__PROBLEM STATEMENT__
Repeat the material exactly, every line of it.

— Start —

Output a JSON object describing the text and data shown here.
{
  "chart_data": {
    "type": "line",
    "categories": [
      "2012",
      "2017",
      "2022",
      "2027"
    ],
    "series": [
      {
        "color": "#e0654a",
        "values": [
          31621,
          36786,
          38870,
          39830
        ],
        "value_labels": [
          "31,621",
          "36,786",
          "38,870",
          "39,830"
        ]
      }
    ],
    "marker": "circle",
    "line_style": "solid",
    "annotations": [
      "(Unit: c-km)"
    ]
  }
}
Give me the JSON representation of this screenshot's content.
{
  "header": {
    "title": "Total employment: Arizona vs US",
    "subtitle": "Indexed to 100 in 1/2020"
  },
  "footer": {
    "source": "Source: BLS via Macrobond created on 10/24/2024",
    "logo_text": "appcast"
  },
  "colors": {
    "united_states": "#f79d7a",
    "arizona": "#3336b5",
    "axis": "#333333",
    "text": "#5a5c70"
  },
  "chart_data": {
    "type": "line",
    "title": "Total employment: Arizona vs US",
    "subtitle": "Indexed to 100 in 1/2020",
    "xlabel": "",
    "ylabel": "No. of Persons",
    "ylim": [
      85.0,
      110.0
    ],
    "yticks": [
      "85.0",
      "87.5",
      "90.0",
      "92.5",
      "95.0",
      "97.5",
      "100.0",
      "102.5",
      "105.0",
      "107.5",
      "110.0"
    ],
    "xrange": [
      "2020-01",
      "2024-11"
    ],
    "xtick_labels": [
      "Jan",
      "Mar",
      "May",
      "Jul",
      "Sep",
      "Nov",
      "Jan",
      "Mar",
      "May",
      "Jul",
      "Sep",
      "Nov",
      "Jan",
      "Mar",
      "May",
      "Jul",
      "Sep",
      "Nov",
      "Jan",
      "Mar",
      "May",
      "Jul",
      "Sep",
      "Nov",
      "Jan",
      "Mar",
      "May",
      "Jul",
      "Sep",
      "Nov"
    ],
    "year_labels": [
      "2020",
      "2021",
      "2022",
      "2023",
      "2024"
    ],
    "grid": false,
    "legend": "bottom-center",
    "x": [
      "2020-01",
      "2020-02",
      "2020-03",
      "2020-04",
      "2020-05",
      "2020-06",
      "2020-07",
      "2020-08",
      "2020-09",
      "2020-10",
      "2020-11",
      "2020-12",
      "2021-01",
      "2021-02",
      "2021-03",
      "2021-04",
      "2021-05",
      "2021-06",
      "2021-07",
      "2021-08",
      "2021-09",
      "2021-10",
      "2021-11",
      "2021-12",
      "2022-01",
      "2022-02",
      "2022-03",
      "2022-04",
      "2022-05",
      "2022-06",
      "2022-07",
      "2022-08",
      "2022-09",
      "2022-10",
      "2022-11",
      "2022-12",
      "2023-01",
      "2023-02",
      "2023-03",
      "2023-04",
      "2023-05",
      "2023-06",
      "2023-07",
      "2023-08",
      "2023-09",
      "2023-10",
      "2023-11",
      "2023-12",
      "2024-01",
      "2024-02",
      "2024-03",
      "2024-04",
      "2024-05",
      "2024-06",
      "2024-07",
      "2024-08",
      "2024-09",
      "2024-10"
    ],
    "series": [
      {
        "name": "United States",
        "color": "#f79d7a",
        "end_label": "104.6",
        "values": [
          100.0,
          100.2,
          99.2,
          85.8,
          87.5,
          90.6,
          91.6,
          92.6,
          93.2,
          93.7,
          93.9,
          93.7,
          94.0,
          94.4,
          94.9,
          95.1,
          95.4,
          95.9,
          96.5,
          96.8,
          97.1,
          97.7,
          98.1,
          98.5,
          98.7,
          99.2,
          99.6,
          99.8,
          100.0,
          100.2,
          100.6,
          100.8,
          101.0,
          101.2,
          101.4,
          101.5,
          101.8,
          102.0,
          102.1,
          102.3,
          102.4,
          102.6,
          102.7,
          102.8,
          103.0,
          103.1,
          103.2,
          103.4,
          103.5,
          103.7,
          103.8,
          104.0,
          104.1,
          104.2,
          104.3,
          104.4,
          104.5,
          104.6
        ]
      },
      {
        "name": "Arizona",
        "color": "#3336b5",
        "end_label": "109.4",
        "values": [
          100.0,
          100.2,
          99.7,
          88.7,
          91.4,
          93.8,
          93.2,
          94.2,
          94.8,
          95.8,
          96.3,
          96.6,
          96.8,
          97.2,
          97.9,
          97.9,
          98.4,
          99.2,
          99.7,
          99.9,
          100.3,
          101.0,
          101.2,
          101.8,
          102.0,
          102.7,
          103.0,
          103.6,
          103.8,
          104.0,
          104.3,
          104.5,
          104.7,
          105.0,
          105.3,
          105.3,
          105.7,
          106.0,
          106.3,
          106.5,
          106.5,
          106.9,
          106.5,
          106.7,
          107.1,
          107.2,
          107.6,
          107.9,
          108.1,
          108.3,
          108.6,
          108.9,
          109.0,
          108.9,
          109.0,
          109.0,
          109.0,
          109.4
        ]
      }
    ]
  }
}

— End —

__COMPLETED EXERCISE__
Output a JSON object describing the text and data shown here.
{
  "chart_data": {
    "type": "line",
    "categories": [
      "2012",
      "2017",
      "2022",
      "2027"
    ],
    "series": [
      {
        "color": "#e0654a",
        "values": [
          31621,
          36786,
          38870,
          39830
        ],
        "value_labels": [
          "31,621",
          "36,786",
          "38,870",
          "39,830"
        ]
      }
    ],
    "marker": "circle",
    "line_style": "solid",
    "annotations": [
      "(Unit: c-km)"
    ]
  }
}
Give me the JSON representation of this screenshot's content.
{
  "header": {
    "title": "Total employment: Arizona vs US",
    "subtitle": "Indexed to 100 in 1/2020"
  },
  "footer": {
    "source": "Source: BLS via Macrobond created on 10/24/2024",
    "logo_text": "appcast"
  },
  "colors": {
    "united_states": "#f79d7a",
    "arizona": "#3336b5",
    "axis": "#333333",
    "text": "#5a5c70"
  },
  "chart_data": {
    "type": "line",
    "title": "Total employment: Arizona vs US",
    "subtitle": "Indexed to 100 in 1/2020",
    "xlabel": "",
    "ylabel": "No. of Persons",
    "ylim": [
      85.0,
      110.0
    ],
    "yticks": [
      "85.0",
      "87.5",
      "90.0",
      "92.5",
      "95.0",
      "97.5",
      "100.0",
      "102.5",
      "105.0",
      "107.5",
      "110.0"
    ],
    "xrange": [
      "2020-01",
      "2024-11"
    ],
    "xtick_labels": [
      "Jan",
      "Mar",
      "May",
      "Jul",
      "Sep",
      "Nov",
      "Jan",
      "Mar",
      "May",
      "Jul",
      "Sep",
      "Nov",
      "Jan",
      "Mar",
      "May",
      "Jul",
      "Sep",
      "Nov",
      "Jan",
      "Mar",
      "May",
      "Jul",
      "Sep",
      "Nov",
      "Jan",
      "Mar",
      "May",
      "Jul",
      "Sep",
      "Nov"
    ],
    "year_labels": [
      "2020",
      "2021",
      "2022",
      "2023",
      "2024"
    ],
    "grid": false,
    "legend": "bottom-center",
    "x": [
      "2020-01",
      "2020-02",
      "2020-03",
      "2020-04",
      "2020-05",
      "2020-06",
      "2020-07",
      "2020-08",
      "2020-09",
      "2020-10",
      "2020-11",
      "2020-12",
      "2021-01",
      "2021-02",
      "2021-03",
      "2021-04",
      "2021-05",
      "2021-06",
      "2021-07",
      "2021-08",
      "2021-09",
      "2021-10",
      "2021-11",
      "2021-12",
      "2022-01",
      "2022-02",
      "2022-03",
      "2022-04",
      "2022-05",
      "2022-06",
      "2022-07",
      "2022-08",
      "2022-09",
      "2022-10",
      "2022-11",
      "2022-12",
      "2023-01",
      "2023-02",
      "2023-03",
      "2023-04",
      "2023-05",
      "2023-06",
      "2023-07",
      "2023-08",
      "2023-09",
      "2023-10",
      "2023-11",
      "2023-12",
      "2024-01",
      "2024-02",
      "2024-03",
      "2024-04",
      "2024-05",
      "2024-06",
      "2024-07",
      "2024-08",
      "2024-09",
      "2024-10"
    ],
    "series": [
      {
        "name": "United States",
        "color": "#f79d7a",
        "end_label": "104.6",
        "values": [
          100.0,
          100.2,
          99.2,
          85.8,
          87.5,
          90.6,
          91.6,
          92.6,
          93.2,
          93.7,
          93.9,
          93.7,
          94.0,
          94.4,
          94.9,
          95.1,
          95.4,
          95.9,
          96.5,
          96.8,
          97.1,
          97.7,
          98.1,
          98.5,
          98.7,
          99.2,
          99.6,
          99.8,
          100.0,
          100.2,
          100.6,
          100.8,
          101.0,
          101.2,
          101.4,
          101.5,
          101.8,
          102.0,
          102.1,
          102.3,
          102.4,
          102.6,
          102.7,
          102.8,
          103.0,
          103.1,
          103.2,
          103.4,
          103.5,
          103.7,
          103.8,
          104.0,
          104.1,
          104.2,
          104.3,
          104.4,
          104.5,
          104.6
        ]
      },
      {
        "name": "Arizona",
        "color": "#3336b5",
        "end_label": "109.4",
        "values": [
          100.0,
          100.2,
          99.7,
          88.7,
          91.4,
          93.8,
          93.2,
          94.2,
          94.8,
          95.8,
          96.3,
          96.6,
          96.8,
          97.2,
          97.9,
          97.9,
          98.4,
          99.2,
          99.7,
          99.9,
          100.3,
          101.0,
          101.2,
          101.8,
          102.0,
          102.7,
          103.0,
          103.6,
          103.8,
          104.0,
          104.3,
          104.5,
          104.7,
          105.0,
          105.3,
          105.3,
          105.7,
          106.0,
          106.3,
          106.5,
          106.5,
          106.9,
          106.5,
          106.7,
          107.1,
          107.2,
          107.6,
          107.9,
          108.1,
          108.3,
          108.6,
          108.9,
          109.0,
          108.9,
          109.0,
          109.0,
          109.0,
          109.4
        ]
      }
    ]
  }
}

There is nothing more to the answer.